§ Given instruction
Locate every line in the records below that holds the word "right" and return each one.

§ Materials provided
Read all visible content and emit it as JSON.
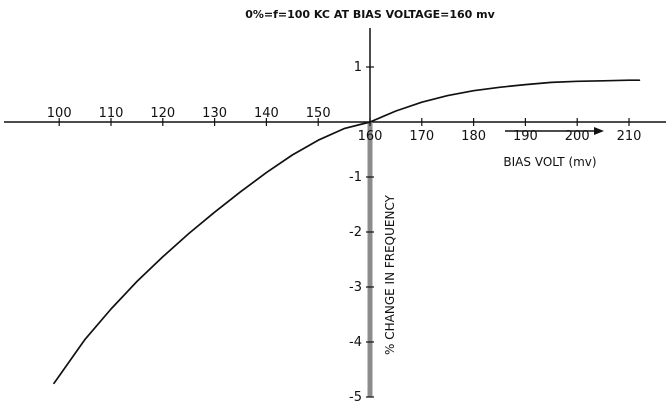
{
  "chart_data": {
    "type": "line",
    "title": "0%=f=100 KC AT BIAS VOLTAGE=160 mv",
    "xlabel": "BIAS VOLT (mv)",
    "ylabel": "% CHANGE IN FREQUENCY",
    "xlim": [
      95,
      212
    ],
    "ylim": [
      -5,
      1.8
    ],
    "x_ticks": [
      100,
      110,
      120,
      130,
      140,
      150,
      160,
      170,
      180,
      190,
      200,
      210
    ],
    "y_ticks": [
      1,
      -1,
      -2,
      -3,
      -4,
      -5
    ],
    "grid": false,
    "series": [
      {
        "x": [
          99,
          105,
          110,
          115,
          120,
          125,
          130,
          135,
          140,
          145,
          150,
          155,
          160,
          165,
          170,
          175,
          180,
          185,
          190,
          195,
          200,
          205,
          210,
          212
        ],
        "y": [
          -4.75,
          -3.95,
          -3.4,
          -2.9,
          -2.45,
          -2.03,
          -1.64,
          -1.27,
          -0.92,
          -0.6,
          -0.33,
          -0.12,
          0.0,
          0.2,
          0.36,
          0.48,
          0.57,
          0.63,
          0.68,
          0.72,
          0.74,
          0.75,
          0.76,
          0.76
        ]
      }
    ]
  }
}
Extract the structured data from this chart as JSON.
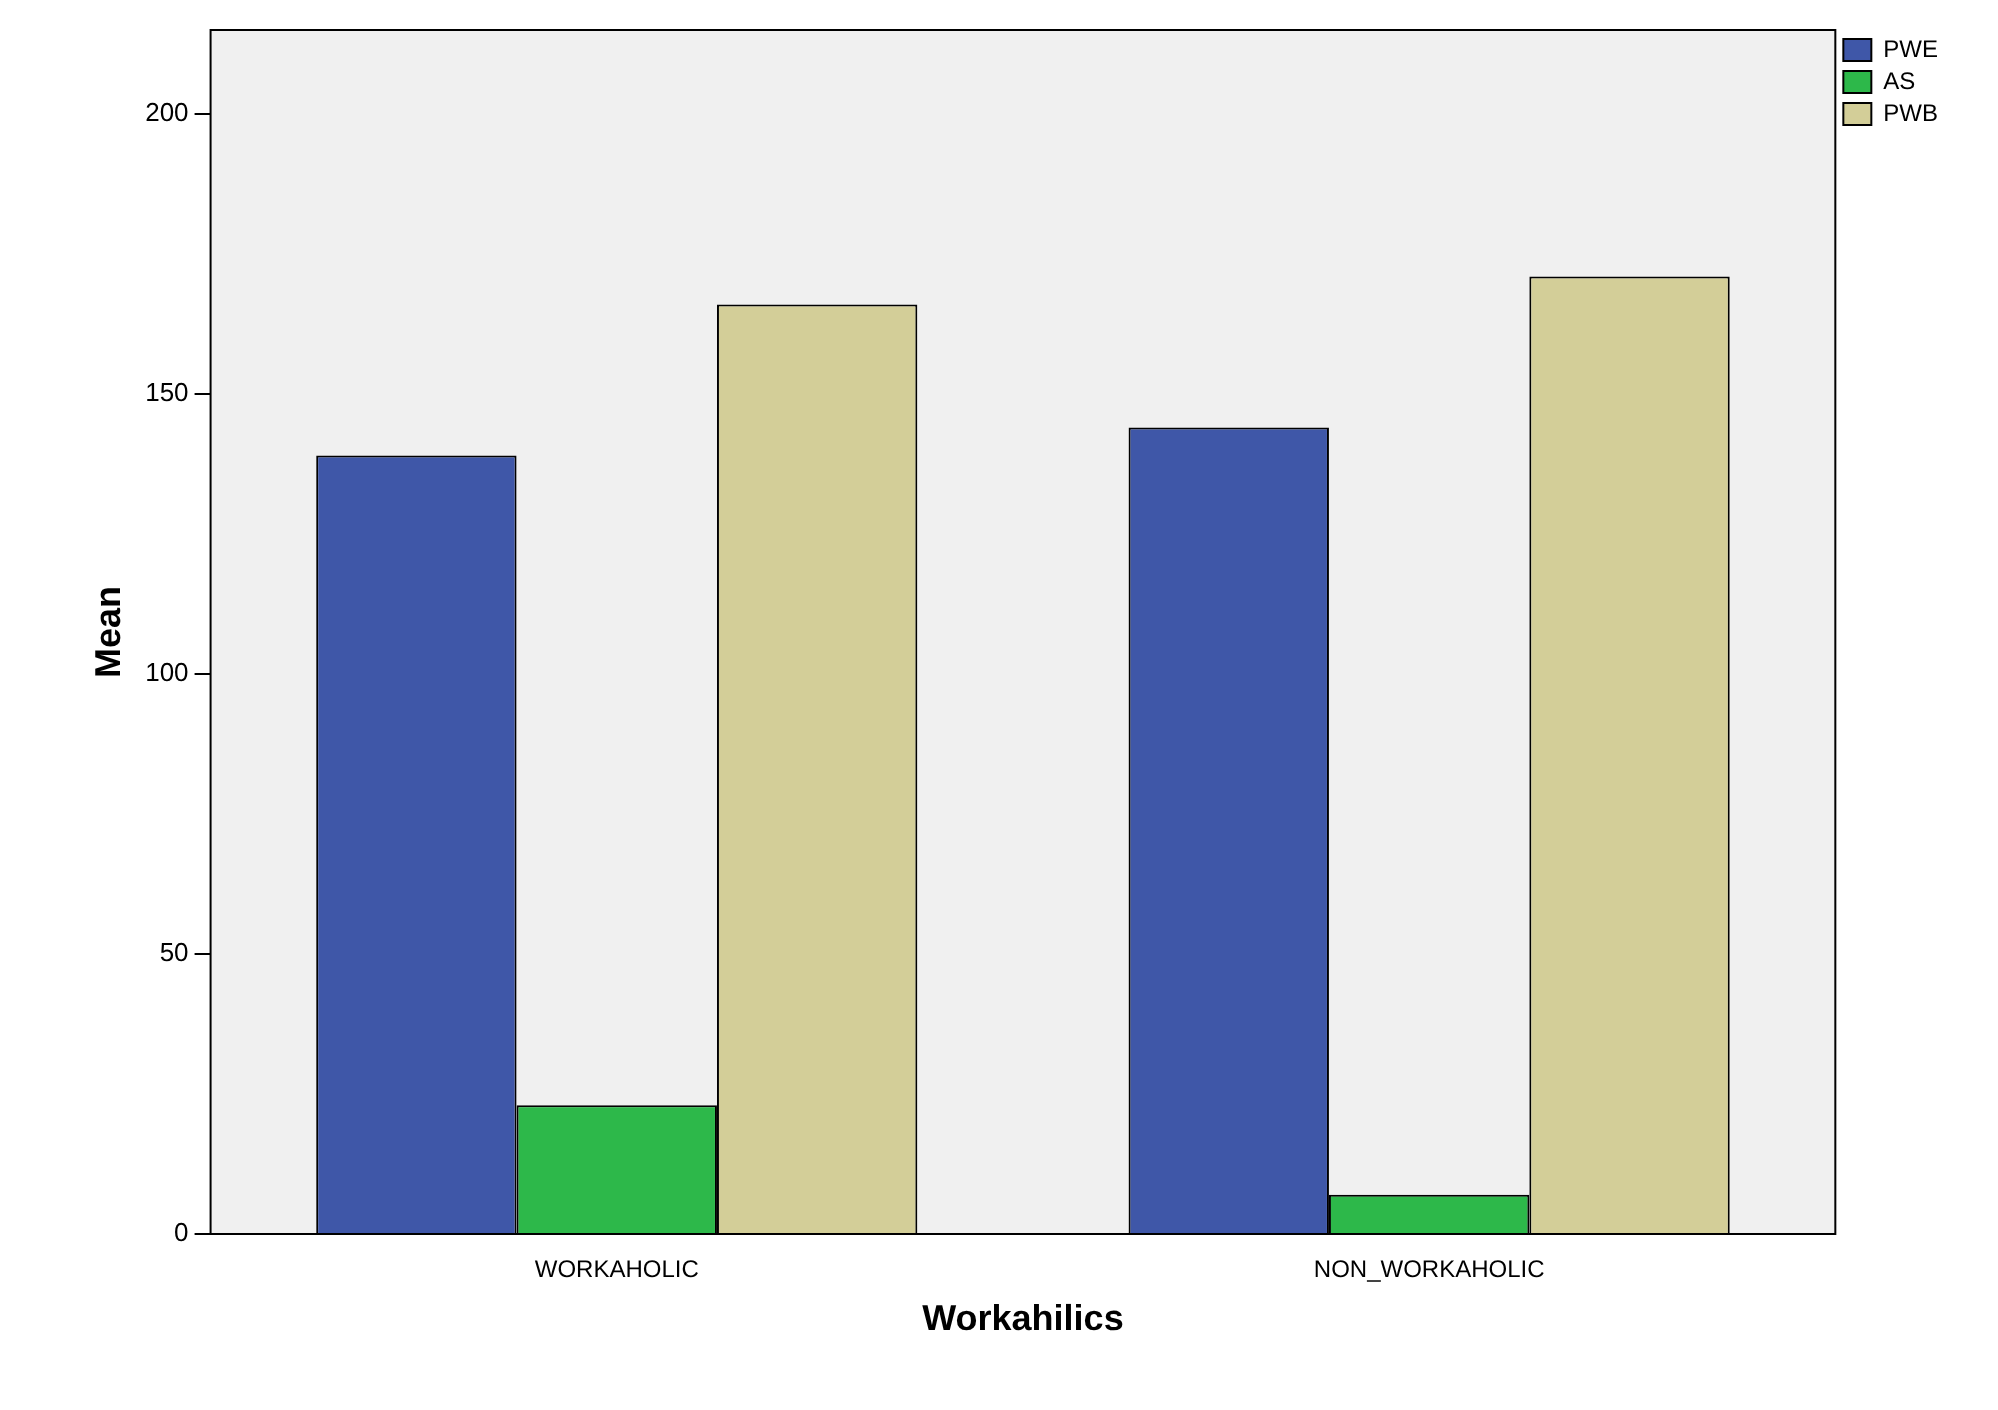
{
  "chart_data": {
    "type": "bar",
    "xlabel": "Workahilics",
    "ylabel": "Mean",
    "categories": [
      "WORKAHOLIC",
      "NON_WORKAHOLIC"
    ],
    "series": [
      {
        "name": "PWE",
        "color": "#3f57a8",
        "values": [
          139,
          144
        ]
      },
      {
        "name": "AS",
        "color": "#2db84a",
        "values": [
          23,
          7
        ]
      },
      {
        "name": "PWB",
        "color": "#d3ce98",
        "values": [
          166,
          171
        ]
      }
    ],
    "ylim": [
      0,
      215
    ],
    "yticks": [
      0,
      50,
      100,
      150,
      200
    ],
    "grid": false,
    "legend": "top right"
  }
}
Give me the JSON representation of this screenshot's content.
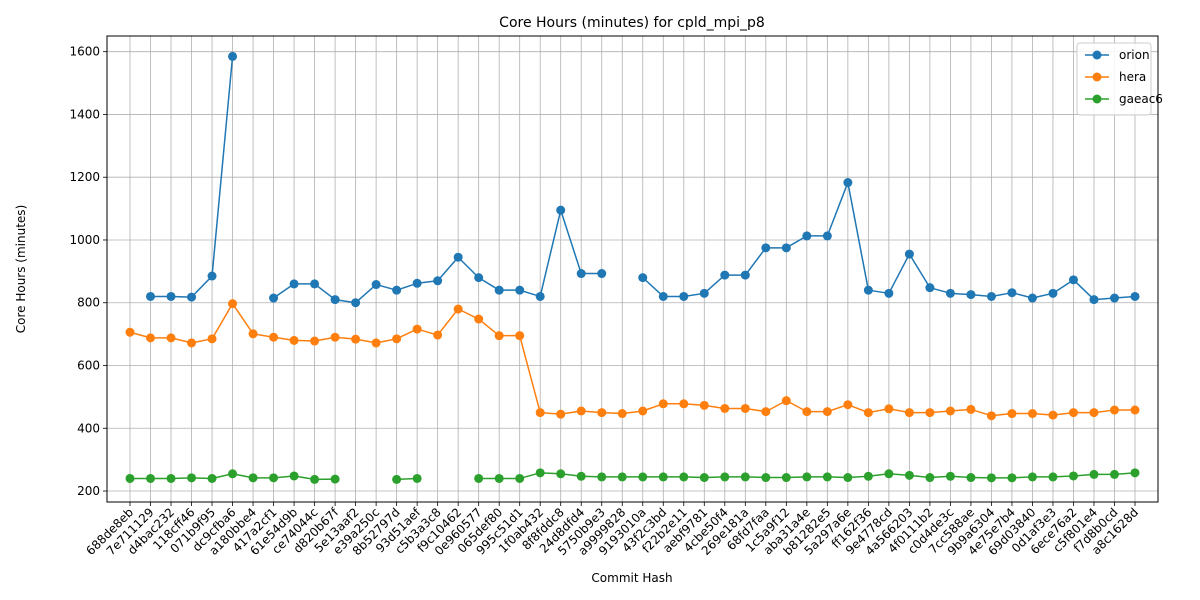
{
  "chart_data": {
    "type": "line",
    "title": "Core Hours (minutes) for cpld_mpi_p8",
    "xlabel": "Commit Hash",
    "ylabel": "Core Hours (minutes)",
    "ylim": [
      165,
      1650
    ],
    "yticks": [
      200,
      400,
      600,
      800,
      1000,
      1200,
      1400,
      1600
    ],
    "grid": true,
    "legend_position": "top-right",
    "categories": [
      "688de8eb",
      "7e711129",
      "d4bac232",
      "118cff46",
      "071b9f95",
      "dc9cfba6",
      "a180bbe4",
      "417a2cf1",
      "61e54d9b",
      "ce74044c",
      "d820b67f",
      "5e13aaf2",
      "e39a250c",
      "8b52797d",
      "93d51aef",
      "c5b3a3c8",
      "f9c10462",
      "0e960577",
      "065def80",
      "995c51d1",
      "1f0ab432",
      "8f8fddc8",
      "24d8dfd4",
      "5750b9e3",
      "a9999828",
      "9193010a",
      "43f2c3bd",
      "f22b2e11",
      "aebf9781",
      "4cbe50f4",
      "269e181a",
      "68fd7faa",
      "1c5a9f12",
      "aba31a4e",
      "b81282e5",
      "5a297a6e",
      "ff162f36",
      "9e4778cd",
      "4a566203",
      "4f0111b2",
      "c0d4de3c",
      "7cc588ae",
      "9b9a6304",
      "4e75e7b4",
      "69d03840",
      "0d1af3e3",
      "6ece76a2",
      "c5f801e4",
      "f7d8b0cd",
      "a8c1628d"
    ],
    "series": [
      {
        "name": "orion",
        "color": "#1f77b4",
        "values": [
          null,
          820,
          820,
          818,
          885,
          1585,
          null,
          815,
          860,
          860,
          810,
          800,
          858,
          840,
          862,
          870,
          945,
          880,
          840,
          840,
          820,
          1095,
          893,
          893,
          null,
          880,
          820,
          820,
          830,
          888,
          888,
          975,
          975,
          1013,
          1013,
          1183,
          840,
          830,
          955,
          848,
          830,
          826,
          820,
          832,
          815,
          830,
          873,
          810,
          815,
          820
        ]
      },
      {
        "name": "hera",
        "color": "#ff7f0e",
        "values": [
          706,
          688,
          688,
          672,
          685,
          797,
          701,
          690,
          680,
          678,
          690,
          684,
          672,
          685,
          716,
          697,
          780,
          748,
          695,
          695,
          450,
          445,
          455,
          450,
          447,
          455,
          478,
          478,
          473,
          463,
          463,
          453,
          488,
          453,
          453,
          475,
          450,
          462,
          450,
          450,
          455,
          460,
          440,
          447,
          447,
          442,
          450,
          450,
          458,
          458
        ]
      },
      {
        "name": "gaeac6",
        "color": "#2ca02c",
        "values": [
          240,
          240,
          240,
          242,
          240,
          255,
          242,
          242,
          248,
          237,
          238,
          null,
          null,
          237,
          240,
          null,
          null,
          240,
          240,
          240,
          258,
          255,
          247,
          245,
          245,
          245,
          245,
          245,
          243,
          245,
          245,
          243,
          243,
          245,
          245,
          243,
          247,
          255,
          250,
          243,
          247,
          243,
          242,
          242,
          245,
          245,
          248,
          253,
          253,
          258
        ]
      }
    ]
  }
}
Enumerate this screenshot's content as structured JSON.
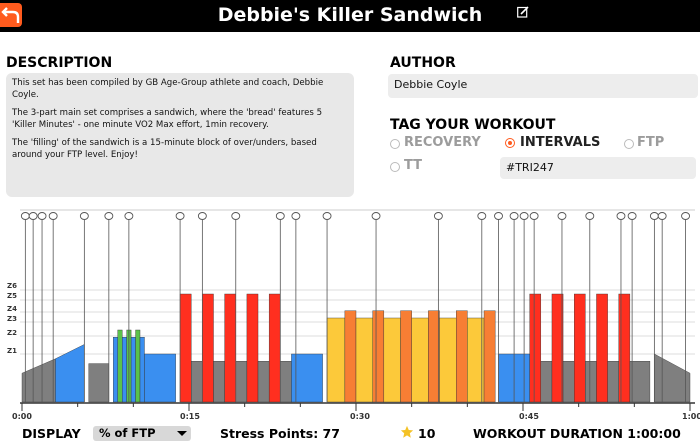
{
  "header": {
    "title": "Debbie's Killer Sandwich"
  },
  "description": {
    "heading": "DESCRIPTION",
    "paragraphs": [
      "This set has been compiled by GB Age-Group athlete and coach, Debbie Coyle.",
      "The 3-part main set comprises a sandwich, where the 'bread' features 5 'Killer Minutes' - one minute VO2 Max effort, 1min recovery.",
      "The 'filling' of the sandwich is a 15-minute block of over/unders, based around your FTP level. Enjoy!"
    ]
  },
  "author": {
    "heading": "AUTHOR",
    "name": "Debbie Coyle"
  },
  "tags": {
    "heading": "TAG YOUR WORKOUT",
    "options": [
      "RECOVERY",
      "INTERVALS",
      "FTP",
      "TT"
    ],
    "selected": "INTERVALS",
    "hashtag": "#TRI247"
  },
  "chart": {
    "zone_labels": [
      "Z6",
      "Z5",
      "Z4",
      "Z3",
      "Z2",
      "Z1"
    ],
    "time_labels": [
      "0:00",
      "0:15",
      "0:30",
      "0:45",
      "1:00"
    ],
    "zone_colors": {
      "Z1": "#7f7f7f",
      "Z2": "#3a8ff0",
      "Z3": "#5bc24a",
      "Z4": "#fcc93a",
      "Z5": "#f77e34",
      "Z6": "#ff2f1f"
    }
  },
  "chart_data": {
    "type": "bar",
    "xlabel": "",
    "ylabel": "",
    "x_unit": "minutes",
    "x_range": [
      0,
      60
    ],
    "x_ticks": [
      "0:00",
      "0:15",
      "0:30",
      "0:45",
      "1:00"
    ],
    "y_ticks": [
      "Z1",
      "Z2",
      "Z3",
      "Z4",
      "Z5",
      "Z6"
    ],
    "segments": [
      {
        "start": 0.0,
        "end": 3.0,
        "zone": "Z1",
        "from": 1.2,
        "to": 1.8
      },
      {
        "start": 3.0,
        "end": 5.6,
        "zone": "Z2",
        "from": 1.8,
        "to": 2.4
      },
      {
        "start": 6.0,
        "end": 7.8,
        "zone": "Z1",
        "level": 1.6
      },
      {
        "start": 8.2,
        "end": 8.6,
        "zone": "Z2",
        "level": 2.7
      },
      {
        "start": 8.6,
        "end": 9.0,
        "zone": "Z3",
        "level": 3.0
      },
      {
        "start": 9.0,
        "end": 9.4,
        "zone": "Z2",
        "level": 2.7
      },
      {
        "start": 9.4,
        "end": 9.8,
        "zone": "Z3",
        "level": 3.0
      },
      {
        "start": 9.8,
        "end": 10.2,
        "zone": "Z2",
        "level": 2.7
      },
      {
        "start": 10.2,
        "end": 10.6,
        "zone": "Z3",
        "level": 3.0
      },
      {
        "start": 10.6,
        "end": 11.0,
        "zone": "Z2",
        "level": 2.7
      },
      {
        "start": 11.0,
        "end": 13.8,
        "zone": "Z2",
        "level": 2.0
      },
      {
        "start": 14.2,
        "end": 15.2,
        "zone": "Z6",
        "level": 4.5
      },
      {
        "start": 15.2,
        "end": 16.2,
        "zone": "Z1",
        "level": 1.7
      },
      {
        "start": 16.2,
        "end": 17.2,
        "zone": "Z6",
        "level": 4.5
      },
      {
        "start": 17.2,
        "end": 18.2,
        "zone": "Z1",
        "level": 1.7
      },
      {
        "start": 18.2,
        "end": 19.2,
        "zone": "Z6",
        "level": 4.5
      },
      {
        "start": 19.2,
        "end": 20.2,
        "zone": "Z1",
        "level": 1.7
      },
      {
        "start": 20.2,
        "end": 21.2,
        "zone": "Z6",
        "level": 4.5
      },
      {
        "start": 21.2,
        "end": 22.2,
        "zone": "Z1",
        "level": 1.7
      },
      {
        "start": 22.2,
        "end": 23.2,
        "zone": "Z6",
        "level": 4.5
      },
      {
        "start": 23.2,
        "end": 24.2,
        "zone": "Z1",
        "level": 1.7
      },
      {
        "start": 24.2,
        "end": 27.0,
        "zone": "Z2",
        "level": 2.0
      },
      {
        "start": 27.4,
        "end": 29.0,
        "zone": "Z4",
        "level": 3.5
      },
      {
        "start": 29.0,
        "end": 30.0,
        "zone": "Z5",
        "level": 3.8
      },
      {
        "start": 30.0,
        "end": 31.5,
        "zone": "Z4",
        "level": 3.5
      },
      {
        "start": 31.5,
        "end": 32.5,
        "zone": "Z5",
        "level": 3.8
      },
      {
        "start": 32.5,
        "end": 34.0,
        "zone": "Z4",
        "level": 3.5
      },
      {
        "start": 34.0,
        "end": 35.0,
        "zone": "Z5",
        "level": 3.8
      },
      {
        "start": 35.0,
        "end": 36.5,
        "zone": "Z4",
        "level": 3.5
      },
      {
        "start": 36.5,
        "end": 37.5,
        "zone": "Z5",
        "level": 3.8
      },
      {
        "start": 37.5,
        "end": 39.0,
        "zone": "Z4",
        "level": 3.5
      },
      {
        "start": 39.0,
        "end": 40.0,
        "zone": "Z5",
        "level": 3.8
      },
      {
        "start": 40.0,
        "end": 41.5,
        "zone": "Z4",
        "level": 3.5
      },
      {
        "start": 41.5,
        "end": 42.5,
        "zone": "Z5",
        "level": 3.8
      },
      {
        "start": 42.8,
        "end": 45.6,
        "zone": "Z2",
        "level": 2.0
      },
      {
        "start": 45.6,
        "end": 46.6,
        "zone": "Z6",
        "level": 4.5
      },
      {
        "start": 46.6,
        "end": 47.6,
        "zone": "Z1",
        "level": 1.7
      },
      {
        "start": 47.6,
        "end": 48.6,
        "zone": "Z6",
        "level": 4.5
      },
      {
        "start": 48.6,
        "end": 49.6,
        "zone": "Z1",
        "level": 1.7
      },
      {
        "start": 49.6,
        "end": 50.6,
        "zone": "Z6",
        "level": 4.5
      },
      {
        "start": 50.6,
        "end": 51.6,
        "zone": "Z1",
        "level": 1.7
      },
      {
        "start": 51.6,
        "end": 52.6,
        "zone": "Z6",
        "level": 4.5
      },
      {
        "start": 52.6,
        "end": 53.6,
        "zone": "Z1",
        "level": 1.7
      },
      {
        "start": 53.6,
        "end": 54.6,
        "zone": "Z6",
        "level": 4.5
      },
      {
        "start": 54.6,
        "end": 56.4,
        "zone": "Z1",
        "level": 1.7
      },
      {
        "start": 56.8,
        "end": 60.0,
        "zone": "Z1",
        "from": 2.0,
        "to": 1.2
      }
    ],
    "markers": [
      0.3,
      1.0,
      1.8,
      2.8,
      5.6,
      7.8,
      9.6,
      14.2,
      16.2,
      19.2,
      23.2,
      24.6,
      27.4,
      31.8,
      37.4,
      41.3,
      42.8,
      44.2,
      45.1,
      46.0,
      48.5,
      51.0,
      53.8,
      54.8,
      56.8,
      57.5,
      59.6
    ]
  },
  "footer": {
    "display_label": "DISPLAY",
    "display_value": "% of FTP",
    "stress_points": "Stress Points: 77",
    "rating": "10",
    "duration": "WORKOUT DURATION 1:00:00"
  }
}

§ The solution
    "legend": "top right"
    "legend_position": "top-right",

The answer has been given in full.